Exercise prompt: Provide the number of lines where the word "dengan" occurs, and no other text.

Available data:
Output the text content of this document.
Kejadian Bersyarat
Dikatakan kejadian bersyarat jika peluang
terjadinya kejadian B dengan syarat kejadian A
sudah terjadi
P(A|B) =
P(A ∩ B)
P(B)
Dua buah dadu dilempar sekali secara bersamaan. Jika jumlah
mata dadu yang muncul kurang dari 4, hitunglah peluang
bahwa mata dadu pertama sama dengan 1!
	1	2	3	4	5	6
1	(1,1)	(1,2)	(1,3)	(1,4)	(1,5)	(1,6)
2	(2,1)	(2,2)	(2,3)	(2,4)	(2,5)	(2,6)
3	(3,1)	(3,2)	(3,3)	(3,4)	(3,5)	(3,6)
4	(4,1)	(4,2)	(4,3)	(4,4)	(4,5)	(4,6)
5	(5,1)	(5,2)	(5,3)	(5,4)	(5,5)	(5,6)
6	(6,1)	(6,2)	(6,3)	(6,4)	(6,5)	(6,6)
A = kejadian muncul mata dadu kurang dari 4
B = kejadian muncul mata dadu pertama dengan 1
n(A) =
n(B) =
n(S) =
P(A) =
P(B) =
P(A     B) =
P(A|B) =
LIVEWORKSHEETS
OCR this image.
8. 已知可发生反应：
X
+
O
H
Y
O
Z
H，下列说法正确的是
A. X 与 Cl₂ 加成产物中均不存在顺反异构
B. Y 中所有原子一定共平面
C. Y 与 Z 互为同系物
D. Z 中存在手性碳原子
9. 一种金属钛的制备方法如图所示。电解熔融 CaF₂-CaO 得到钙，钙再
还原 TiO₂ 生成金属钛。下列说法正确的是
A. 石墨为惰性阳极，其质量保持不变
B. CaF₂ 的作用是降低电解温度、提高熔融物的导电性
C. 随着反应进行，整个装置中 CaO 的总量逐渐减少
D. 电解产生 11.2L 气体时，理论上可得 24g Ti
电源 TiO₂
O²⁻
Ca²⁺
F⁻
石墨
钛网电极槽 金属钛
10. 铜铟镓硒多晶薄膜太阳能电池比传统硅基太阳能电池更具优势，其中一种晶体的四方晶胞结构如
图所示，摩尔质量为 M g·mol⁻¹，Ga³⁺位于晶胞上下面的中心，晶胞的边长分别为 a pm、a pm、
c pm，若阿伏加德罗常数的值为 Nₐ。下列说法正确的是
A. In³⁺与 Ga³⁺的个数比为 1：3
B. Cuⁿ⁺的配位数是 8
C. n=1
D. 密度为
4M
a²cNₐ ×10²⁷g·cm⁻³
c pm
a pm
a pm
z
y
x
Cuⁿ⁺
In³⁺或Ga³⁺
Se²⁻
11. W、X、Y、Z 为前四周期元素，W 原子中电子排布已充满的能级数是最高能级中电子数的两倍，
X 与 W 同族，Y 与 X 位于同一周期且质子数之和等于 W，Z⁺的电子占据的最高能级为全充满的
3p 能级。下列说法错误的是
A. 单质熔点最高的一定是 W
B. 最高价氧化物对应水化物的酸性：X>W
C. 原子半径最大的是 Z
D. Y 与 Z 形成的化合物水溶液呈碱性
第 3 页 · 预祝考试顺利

Solution below: 3